Dataset rows
[start]

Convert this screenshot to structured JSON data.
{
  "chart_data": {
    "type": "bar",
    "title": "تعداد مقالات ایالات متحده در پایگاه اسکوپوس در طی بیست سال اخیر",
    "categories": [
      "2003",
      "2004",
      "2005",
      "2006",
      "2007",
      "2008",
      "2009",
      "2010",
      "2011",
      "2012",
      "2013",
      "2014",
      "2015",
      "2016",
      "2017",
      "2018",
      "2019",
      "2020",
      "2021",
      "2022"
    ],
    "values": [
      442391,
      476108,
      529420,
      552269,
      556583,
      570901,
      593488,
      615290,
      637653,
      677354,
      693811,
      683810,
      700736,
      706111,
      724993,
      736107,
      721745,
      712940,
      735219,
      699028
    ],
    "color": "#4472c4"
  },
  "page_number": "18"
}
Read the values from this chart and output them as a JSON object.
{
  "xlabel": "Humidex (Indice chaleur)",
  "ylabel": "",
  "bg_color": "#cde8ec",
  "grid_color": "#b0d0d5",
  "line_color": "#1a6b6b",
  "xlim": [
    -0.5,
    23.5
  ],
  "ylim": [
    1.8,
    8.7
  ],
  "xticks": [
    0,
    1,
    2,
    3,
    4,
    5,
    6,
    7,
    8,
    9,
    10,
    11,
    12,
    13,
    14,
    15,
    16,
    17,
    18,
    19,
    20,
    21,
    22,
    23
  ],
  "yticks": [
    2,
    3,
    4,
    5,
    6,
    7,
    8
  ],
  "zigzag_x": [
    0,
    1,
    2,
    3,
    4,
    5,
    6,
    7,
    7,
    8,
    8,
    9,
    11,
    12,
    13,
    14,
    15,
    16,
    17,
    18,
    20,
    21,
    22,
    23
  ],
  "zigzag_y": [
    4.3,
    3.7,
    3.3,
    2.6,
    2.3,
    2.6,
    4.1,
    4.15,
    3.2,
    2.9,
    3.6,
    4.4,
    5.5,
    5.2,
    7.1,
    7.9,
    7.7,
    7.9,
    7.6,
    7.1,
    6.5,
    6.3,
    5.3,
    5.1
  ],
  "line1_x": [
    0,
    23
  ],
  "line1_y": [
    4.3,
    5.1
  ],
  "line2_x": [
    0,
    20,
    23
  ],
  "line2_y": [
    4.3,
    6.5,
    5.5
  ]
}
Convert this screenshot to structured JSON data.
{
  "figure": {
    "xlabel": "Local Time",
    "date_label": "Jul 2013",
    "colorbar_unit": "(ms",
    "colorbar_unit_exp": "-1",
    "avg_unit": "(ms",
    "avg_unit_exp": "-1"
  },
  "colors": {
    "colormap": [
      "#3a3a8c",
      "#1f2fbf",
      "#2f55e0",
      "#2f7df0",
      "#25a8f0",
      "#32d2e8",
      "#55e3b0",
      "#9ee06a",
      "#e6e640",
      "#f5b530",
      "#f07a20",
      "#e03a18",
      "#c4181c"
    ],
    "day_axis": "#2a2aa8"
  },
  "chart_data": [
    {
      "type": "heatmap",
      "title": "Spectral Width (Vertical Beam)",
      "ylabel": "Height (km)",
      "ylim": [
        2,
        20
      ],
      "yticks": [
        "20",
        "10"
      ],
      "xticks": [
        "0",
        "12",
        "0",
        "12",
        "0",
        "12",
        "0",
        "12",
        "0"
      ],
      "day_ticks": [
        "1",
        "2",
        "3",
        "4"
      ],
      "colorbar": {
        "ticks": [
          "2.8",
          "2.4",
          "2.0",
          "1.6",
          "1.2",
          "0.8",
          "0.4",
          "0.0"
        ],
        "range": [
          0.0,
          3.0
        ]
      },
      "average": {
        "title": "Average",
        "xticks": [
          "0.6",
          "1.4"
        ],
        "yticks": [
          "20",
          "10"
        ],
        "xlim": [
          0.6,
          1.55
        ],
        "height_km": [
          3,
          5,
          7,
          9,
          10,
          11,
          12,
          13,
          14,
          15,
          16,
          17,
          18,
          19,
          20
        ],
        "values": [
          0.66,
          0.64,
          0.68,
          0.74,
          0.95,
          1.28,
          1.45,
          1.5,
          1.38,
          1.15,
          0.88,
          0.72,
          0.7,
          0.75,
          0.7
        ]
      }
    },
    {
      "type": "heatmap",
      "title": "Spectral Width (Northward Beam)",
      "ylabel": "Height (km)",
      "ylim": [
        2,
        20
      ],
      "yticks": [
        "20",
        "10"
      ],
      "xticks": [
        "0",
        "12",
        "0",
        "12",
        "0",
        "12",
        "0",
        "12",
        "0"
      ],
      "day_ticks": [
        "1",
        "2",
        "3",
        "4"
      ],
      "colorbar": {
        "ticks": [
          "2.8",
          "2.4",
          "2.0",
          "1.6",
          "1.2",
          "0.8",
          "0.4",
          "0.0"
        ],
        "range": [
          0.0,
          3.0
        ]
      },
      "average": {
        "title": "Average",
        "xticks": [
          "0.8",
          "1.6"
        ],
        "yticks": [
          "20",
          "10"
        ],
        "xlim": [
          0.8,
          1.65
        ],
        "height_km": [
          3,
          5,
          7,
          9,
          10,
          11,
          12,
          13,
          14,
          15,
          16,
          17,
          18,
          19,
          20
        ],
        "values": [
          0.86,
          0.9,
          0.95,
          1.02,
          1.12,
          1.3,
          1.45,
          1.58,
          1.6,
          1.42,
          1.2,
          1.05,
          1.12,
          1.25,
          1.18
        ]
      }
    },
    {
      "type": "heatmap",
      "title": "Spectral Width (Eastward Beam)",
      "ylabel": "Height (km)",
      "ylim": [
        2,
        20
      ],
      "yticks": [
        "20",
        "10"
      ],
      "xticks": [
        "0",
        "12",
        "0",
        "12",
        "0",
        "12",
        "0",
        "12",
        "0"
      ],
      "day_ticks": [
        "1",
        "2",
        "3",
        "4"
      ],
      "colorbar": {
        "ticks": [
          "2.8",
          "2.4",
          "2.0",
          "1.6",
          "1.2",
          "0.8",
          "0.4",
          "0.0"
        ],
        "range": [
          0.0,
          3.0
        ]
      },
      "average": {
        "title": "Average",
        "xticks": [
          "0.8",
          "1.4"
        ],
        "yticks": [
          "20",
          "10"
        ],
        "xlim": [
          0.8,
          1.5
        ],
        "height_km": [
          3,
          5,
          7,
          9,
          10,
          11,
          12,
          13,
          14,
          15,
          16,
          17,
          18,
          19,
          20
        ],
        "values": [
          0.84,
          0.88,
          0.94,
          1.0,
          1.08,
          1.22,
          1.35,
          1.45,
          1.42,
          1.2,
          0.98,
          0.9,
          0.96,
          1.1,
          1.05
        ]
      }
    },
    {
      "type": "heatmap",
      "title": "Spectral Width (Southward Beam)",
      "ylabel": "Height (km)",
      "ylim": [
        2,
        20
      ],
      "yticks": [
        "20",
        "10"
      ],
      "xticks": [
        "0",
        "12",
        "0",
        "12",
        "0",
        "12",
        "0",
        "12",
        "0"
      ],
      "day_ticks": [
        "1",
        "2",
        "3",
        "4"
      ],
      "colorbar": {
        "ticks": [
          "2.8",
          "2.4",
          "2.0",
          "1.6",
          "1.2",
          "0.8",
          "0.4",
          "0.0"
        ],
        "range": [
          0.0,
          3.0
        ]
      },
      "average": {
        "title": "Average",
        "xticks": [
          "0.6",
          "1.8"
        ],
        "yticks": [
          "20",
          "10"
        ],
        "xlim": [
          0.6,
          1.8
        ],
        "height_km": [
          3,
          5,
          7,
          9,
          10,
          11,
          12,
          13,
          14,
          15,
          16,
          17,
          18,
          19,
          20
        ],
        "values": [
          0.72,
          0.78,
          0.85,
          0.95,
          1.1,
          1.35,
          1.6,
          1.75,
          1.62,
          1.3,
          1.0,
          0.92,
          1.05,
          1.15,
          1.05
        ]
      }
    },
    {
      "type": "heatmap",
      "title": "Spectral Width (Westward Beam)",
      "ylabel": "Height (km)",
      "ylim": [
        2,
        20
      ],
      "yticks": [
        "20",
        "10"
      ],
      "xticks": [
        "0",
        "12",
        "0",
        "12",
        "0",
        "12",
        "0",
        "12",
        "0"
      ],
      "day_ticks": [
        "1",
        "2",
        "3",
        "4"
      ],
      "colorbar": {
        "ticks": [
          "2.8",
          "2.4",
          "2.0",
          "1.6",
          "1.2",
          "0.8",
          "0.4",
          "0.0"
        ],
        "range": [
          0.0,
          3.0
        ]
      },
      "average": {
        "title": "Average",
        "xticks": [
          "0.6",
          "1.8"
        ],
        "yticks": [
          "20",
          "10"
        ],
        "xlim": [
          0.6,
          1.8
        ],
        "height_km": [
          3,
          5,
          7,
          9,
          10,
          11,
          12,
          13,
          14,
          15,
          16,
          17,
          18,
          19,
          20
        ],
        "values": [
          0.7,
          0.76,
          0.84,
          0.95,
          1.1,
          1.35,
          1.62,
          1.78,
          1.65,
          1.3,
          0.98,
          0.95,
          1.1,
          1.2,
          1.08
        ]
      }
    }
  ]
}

[end]

* WRITTEN TASK *
Pick out lines containing the word "Spectral", each one as written.

* SOLUTION FOR THIS TASK *
      "title": "Spectral Width (Vertical Beam)",
      "title": "Spectral Width (Northward Beam)",
      "title": "Spectral Width (Eastward Beam)",
      "title": "Spectral Width (Southward Beam)",
      "title": "Spectral Width (Westward Beam)",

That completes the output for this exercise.